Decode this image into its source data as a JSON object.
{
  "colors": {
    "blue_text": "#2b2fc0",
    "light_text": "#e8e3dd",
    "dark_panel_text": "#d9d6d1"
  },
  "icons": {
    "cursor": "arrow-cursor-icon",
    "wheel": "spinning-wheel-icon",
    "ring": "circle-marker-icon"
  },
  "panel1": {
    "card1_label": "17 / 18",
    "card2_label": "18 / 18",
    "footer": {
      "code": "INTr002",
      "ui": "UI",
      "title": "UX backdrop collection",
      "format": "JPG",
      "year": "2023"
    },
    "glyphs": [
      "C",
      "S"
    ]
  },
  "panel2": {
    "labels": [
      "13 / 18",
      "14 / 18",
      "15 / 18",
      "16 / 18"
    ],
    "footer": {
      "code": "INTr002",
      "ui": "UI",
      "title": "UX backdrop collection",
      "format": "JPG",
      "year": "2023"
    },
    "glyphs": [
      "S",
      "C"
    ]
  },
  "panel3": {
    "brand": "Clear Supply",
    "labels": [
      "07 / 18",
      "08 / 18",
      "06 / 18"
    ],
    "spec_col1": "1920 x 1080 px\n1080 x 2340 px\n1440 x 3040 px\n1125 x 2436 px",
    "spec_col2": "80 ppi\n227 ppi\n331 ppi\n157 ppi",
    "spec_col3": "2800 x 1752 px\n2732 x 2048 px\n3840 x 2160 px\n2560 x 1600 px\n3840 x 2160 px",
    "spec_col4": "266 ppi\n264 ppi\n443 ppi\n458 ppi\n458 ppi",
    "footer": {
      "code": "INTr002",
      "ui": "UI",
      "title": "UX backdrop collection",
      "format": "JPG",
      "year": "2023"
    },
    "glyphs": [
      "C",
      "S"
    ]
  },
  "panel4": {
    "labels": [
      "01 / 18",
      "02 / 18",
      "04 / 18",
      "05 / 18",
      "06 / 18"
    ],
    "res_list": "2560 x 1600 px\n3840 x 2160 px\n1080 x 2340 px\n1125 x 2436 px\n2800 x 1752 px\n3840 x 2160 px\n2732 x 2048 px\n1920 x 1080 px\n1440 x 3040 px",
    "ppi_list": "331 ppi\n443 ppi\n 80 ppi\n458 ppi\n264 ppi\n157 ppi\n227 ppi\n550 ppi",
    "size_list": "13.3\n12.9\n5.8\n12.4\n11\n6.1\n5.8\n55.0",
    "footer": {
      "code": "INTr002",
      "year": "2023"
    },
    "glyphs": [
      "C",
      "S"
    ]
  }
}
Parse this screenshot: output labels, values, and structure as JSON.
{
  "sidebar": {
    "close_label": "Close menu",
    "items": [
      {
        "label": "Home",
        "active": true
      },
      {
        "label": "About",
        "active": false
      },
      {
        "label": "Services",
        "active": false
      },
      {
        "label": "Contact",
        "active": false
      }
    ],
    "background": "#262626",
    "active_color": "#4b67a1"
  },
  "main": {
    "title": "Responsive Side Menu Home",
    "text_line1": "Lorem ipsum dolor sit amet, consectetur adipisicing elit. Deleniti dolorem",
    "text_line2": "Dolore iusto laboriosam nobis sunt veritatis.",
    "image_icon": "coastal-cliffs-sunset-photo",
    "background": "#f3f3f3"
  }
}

EXERCISE: In the listing above, find the line containing "Parse this screenshot: output", then reproduce it and each line after it through the end, exactly and with nothing added.

RESULT OF THIS TASK:
Parse this screenshot: output labels, values, and structure as JSON.
{
  "sidebar": {
    "close_label": "Close menu",
    "items": [
      {
        "label": "Home",
        "active": true
      },
      {
        "label": "About",
        "active": false
      },
      {
        "label": "Services",
        "active": false
      },
      {
        "label": "Contact",
        "active": false
      }
    ],
    "background": "#262626",
    "active_color": "#4b67a1"
  },
  "main": {
    "title": "Responsive Side Menu Home",
    "text_line1": "Lorem ipsum dolor sit amet, consectetur adipisicing elit. Deleniti dolorem",
    "text_line2": "Dolore iusto laboriosam nobis sunt veritatis.",
    "image_icon": "coastal-cliffs-sunset-photo",
    "background": "#f3f3f3"
  }
}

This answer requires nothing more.